▶ _WHAT YOU SHOULD DO_: Print the entries below word for word; the pictures stay out of your copy.

== DATA FOR PROCESSING ==

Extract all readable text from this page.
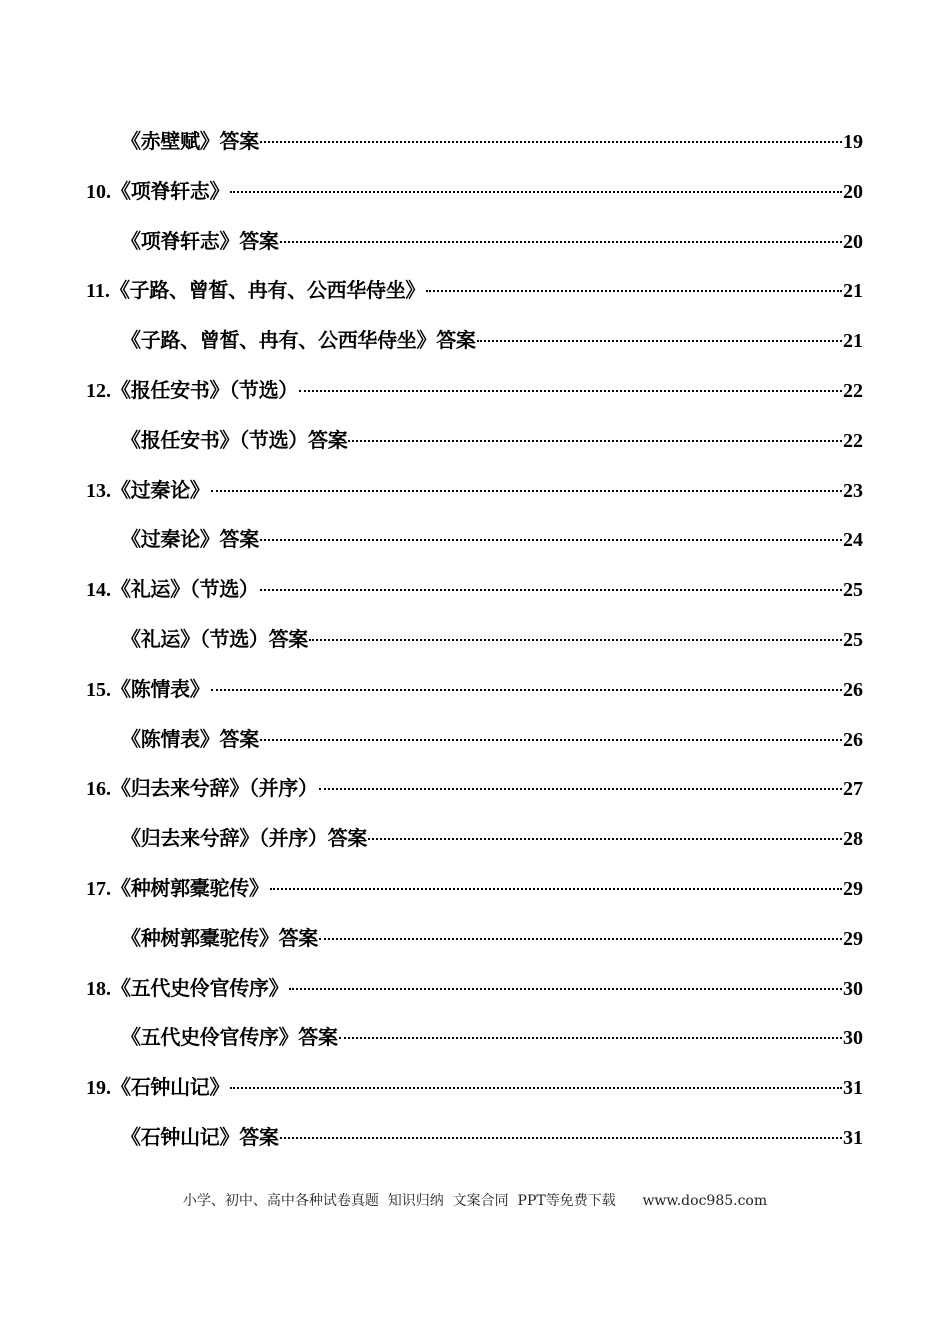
《赤壁赋》答案	19
10. 《项脊轩志》	20
《项脊轩志》答案	20
11. 《子路、曾皙、冉有、公西华侍坐》	21
《子路、曾皙、冉有、公西华侍坐》答案	21
12. 《报任安书》（节选）	22
《报任安书》（节选）答案	22
13. 《过秦论》	23
《过秦论》答案	24
14. 《礼运》（节选）	25
《礼运》（节选）答案	25
15. 《陈情表》	26
《陈情表》答案	26
16. 《归去来兮辞》（并序）	27
《归去来兮辞》（并序）答案	28
17. 《种树郭橐驼传》	29
《种树郭橐驼传》答案	29
18. 《五代史伶官传序》	30
《五代史伶官传序》答案	30
19. 《石钟山记》	31
《石钟山记》答案	31
小学、初中、高中各种试卷真题  知识归纳  文案合同  PPT等免费下载      www.doc985.com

===

▶ _TASK OUTPUT_:
Extract all readable text from this page.
《赤壁赋》答案	19
10. 《项脊轩志》	20
《项脊轩志》答案	20
11. 《子路、曾皙、冉有、公西华侍坐》	21
《子路、曾皙、冉有、公西华侍坐》答案	21
12. 《报任安书》（节选）	22
《报任安书》（节选）答案	22
13. 《过秦论》	23
《过秦论》答案	24
14. 《礼运》（节选）	25
《礼运》（节选）答案	25
15. 《陈情表》	26
《陈情表》答案	26
16. 《归去来兮辞》（并序）	27
《归去来兮辞》（并序）答案	28
17. 《种树郭橐驼传》	29
《种树郭橐驼传》答案	29
18. 《五代史伶官传序》	30
《五代史伶官传序》答案	30
19. 《石钟山记》	31
《石钟山记》答案	31
小学、初中、高中各种试卷真题  知识归纳  文案合同  PPT等免费下载      www.doc985.com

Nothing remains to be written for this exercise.